● REQUIRED ACTION: Look through the records below and collect all lines that hold the string "pairs".

● RECORD EXCERPTS:
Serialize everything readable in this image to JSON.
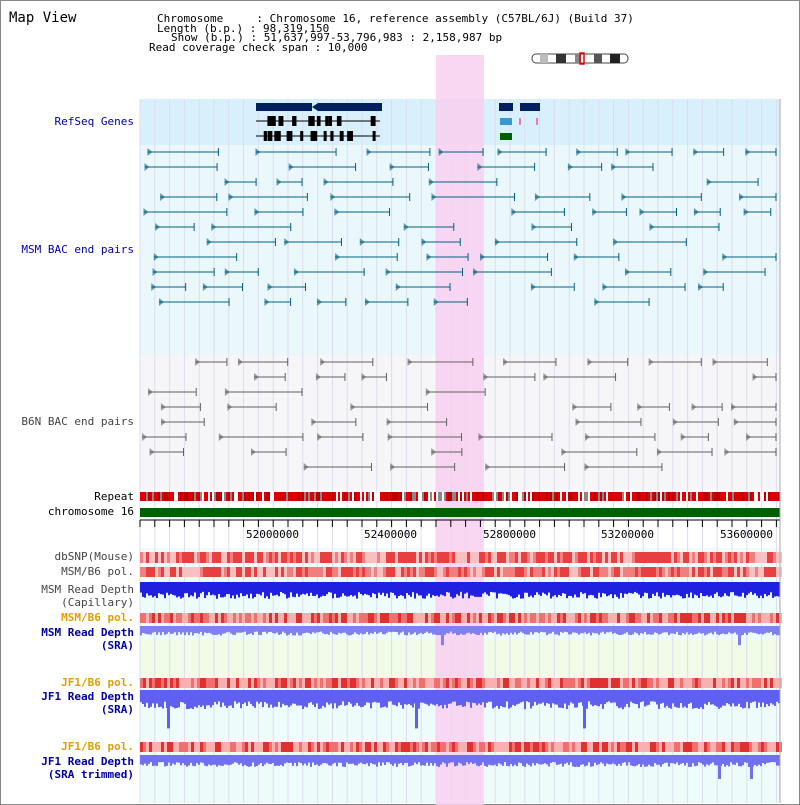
{
  "header": {
    "title": "Map View",
    "chromosome": "Chromosome     : Chromosome 16, reference assembly (C57BL/6J) (Build 37)",
    "length": "Length (b.p.) : 98,319,150",
    "show": "Show (b.p.) : 51,637,997-53,796,983 : 2,158,987 bp",
    "coverage": "Read coverage check span : 10,000"
  },
  "tracks": {
    "refseq": "RefSeq Genes",
    "msm_bac": "MSM BAC end pairs",
    "b6n_bac": "B6N BAC end pairs",
    "repeat": "Repeat",
    "chromosome": "chromosome 16",
    "dbsnp": "dbSNP(Mouse)",
    "msm_b6_pol": "MSM/B6 pol.",
    "msm_read_cap_1": "MSM Read Depth",
    "msm_read_cap_2": "(Capillary)",
    "msm_b6_pol_2": "MSM/B6 pol.",
    "msm_sra_1": "MSM Read Depth",
    "msm_sra_2": "(SRA)",
    "jf1_pol": "JF1/B6 pol.",
    "jf1_sra_1": "JF1 Read Depth",
    "jf1_sra_2": "(SRA)",
    "jf1_pol_2": "JF1/B6 pol.",
    "jf1_trim_1": "JF1 Read Depth",
    "jf1_trim_2": "(SRA trimmed)"
  },
  "axis": {
    "ticks": [
      "52000000",
      "52400000",
      "52800000",
      "53200000",
      "53600000"
    ]
  },
  "colors": {
    "label_blue": "#0000a0",
    "label_gray": "#444444",
    "label_orange": "#e0a000",
    "highlight": "#f8d0f0",
    "msm_line": "#006080",
    "b6n_line": "#606060"
  }
}
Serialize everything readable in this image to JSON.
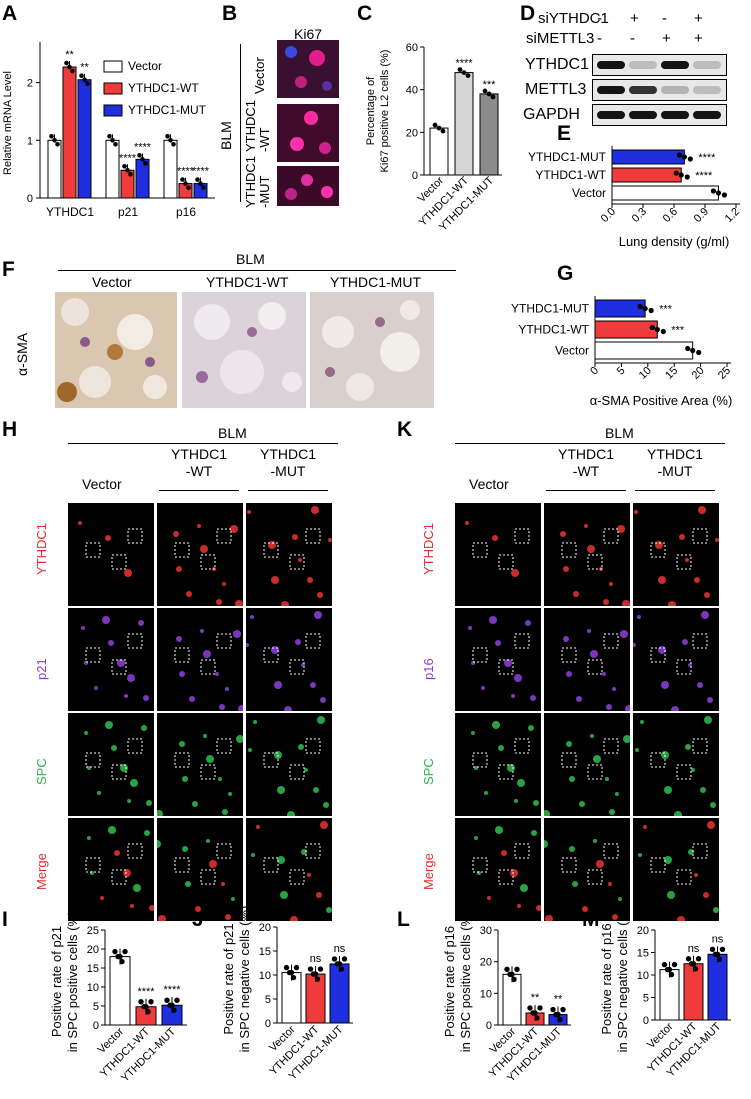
{
  "panels": {
    "A": "A",
    "B": "B",
    "C": "C",
    "D": "D",
    "E": "E",
    "F": "F",
    "G": "G",
    "H": "H",
    "K": "K",
    "I": "I",
    "J": "J",
    "L": "L",
    "M": "M"
  },
  "colors": {
    "white": "#ffffff",
    "red": "#ef3b3b",
    "blue": "#1f2fe0",
    "lightgray": "#d6d6d6",
    "gray": "#8c8c8c",
    "ythdc1_red": "#e03030",
    "p21_purple": "#8a3cd0",
    "spc_green": "#2fb34a"
  },
  "chart_data": [
    {
      "id": "A",
      "type": "bar",
      "ylabel": "Relative mRNA Level",
      "categories": [
        "YTHDC1",
        "p21",
        "p16"
      ],
      "yticks": [
        "0",
        "1",
        "2"
      ],
      "ylim": [
        0,
        2.6
      ],
      "series": [
        {
          "name": "Vector",
          "values": [
            1.0,
            1.0,
            1.0
          ],
          "sig": [
            "",
            "",
            ""
          ]
        },
        {
          "name": "YTHDC1-WT",
          "values": [
            2.27,
            0.48,
            0.25
          ],
          "sig": [
            "**",
            "****",
            "****"
          ]
        },
        {
          "name": "YTHDC1-MUT",
          "values": [
            2.05,
            0.67,
            0.25
          ],
          "sig": [
            "**",
            "****",
            "****"
          ]
        }
      ]
    },
    {
      "id": "C",
      "type": "bar",
      "ylabel": "Percentage of Ki67 positive L2 cells (%)",
      "ylabel_lines": [
        "Percentage of",
        "Ki67 positive L2 cells  (%)"
      ],
      "categories": [
        "Vector",
        "YTHDC1-WT",
        "YTHDC1-MUT"
      ],
      "yticks": [
        "0",
        "20",
        "40",
        "60"
      ],
      "ylim": [
        0,
        60
      ],
      "values": [
        22,
        48,
        38
      ],
      "sig": [
        "",
        "****",
        "***"
      ]
    },
    {
      "id": "E",
      "type": "bar",
      "orientation": "horizontal",
      "xlabel": "Lung density (g/ml)",
      "categories": [
        "YTHDC1-MUT",
        "YTHDC1-WT",
        "Vector"
      ],
      "xticks": [
        "0.0",
        "0.3",
        "0.6",
        "0.9",
        "1.2"
      ],
      "xlim": [
        0,
        1.2
      ],
      "values": [
        0.7,
        0.67,
        1.03
      ],
      "sig": [
        "****",
        "****",
        ""
      ]
    },
    {
      "id": "G",
      "type": "bar",
      "orientation": "horizontal",
      "xlabel": "α-SMA Positive Area (%)",
      "categories": [
        "YTHDC1-MUT",
        "YTHDC1-WT",
        "Vector"
      ],
      "xticks": [
        "0",
        "5",
        "10",
        "15",
        "20",
        "25"
      ],
      "xlim": [
        0,
        25
      ],
      "values": [
        9.5,
        11.8,
        18.5
      ],
      "sig": [
        "***",
        "***",
        ""
      ]
    },
    {
      "id": "I",
      "type": "bar",
      "ylabel_lines": [
        "Positive rate of p21",
        "in SPC positive cells (%)"
      ],
      "categories": [
        "Vector",
        "YTHDC1-WT",
        "YTHDC1-MUT"
      ],
      "yticks": [
        "0",
        "5",
        "10",
        "15",
        "20",
        "25"
      ],
      "ylim": [
        0,
        25
      ],
      "values": [
        18,
        4.8,
        5.2
      ],
      "sig": [
        "",
        "****",
        "****"
      ]
    },
    {
      "id": "J",
      "type": "bar",
      "ylabel_lines": [
        "Positive rate of p21",
        "in SPC negative cells (%)"
      ],
      "categories": [
        "Vector",
        "YTHDC1-WT",
        "YTHDC1-MUT"
      ],
      "yticks": [
        "0",
        "5",
        "10",
        "15",
        "20"
      ],
      "ylim": [
        0,
        20
      ],
      "values": [
        10.5,
        10.2,
        12.3
      ],
      "sig": [
        "",
        "ns",
        "ns"
      ]
    },
    {
      "id": "L",
      "type": "bar",
      "ylabel_lines": [
        "Positive rate of p16",
        "in SPC positive cells (%)"
      ],
      "categories": [
        "Vector",
        "YTHDC1-WT",
        "YTHDC1-MUT"
      ],
      "yticks": [
        "0",
        "10",
        "20",
        "30"
      ],
      "ylim": [
        0,
        30
      ],
      "values": [
        16,
        3.8,
        3.3
      ],
      "sig": [
        "",
        "**",
        "**"
      ]
    },
    {
      "id": "M",
      "type": "bar",
      "ylabel_lines": [
        "Positive rate of p16",
        "in SPC negative cells (%)"
      ],
      "categories": [
        "Vector",
        "YTHDC1-WT",
        "YTHDC1-MUT"
      ],
      "yticks": [
        "0",
        "5",
        "10",
        "15",
        "20"
      ],
      "ylim": [
        0,
        20
      ],
      "values": [
        11.2,
        12.5,
        14.6
      ],
      "sig": [
        "",
        "ns",
        "ns"
      ]
    }
  ],
  "panelB": {
    "stain": "Ki67",
    "group": "BLM",
    "rows": [
      "Vector",
      "YTHDC1\n-WT",
      "YTHDC1\n-MUT"
    ]
  },
  "panelD": {
    "rows": [
      {
        "label": "siYTHDC1",
        "vals": [
          "-",
          "+",
          "-",
          "+"
        ]
      },
      {
        "label": "siMETTL3",
        "vals": [
          "-",
          "-",
          "+",
          "+"
        ]
      }
    ],
    "bands": [
      "YTHDC1",
      "METTL3",
      "GAPDH"
    ]
  },
  "panelF": {
    "group": "BLM",
    "stain": "α-SMA",
    "cols": [
      "Vector",
      "YTHDC1-WT",
      "YTHDC1-MUT"
    ]
  },
  "panelH": {
    "group": "BLM",
    "cols": [
      "Vector",
      "YTHDC1\n-WT",
      "YTHDC1\n-MUT"
    ],
    "rows": [
      "YTHDC1",
      "p21",
      "SPC",
      "Merge"
    ]
  },
  "panelK": {
    "group": "BLM",
    "cols": [
      "Vector",
      "YTHDC1\n-WT",
      "YTHDC1\n-MUT"
    ],
    "rows": [
      "YTHDC1",
      "p16",
      "SPC",
      "Merge"
    ]
  }
}
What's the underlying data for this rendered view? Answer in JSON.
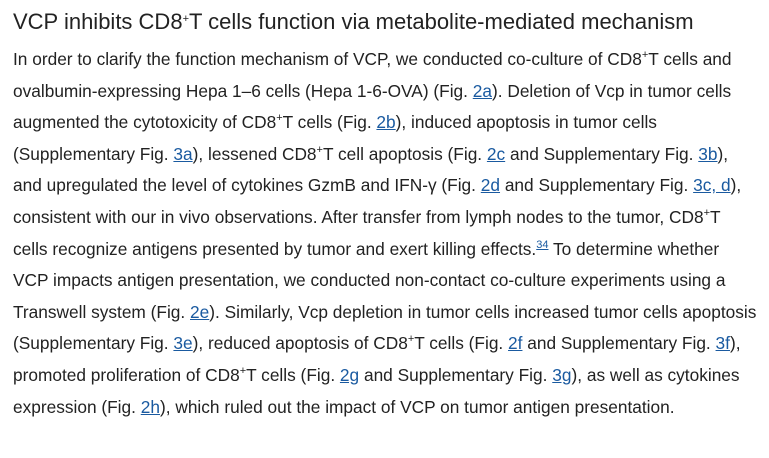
{
  "heading": {
    "segments": [
      {
        "text": "VCP inhibits CD8"
      },
      {
        "sup": "+"
      },
      {
        "text": "T cells function via metabolite-mediated mechanism"
      }
    ]
  },
  "paragraph": {
    "segments": [
      {
        "text": "In order to clarify the function mechanism of VCP, we conducted co-culture of CD8"
      },
      {
        "sup": "+"
      },
      {
        "text": "T cells and ovalbumin-expressing Hepa 1–6 cells (Hepa 1-6-OVA) (Fig. "
      },
      {
        "link": "2a"
      },
      {
        "text": "). Deletion of Vcp in tumor cells augmented the cytotoxicity of CD8"
      },
      {
        "sup": "+"
      },
      {
        "text": "T cells (Fig. "
      },
      {
        "link": "2b"
      },
      {
        "text": "), induced apoptosis in tumor cells (Supplementary Fig. "
      },
      {
        "link": "3a"
      },
      {
        "text": "), lessened CD8"
      },
      {
        "sup": "+"
      },
      {
        "text": "T cell apoptosis (Fig. "
      },
      {
        "link": "2c"
      },
      {
        "text": " and Supplementary Fig. "
      },
      {
        "link": "3b"
      },
      {
        "text": "), and upregulated the level of cytokines GzmB and IFN-γ (Fig. "
      },
      {
        "link": "2d"
      },
      {
        "text": " and Supplementary Fig. "
      },
      {
        "link": "3c, d"
      },
      {
        "text": "), consistent with our in vivo observations. After transfer from lymph nodes to the tumor, CD8"
      },
      {
        "sup": "+"
      },
      {
        "text": "T cells recognize antigens presented by tumor and exert killing effects."
      },
      {
        "sup_link": "34"
      },
      {
        "text": " To determine whether VCP impacts antigen presentation, we conducted non-contact co-culture experiments using a Transwell system (Fig. "
      },
      {
        "link": "2e"
      },
      {
        "text": "). Similarly, Vcp depletion in tumor cells increased tumor cells apoptosis (Supplementary Fig. "
      },
      {
        "link": "3e"
      },
      {
        "text": "), reduced apoptosis of CD8"
      },
      {
        "sup": "+"
      },
      {
        "text": "T cells (Fig. "
      },
      {
        "link": "2f"
      },
      {
        "text": " and Supplementary Fig. "
      },
      {
        "link": "3f"
      },
      {
        "text": "), promoted proliferation of CD8"
      },
      {
        "sup": "+"
      },
      {
        "text": "T cells (Fig. "
      },
      {
        "link": "2g"
      },
      {
        "text": " and Supplementary Fig. "
      },
      {
        "link": "3g"
      },
      {
        "text": "), as well as cytokines expression (Fig. "
      },
      {
        "link": "2h"
      },
      {
        "text": "), which ruled out the impact of VCP on tumor antigen presentation."
      }
    ]
  }
}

● SOLUTION:
    "msm_bac": "MSM BAC end pairs",
    "b6n_bac": "B6N BAC end pairs",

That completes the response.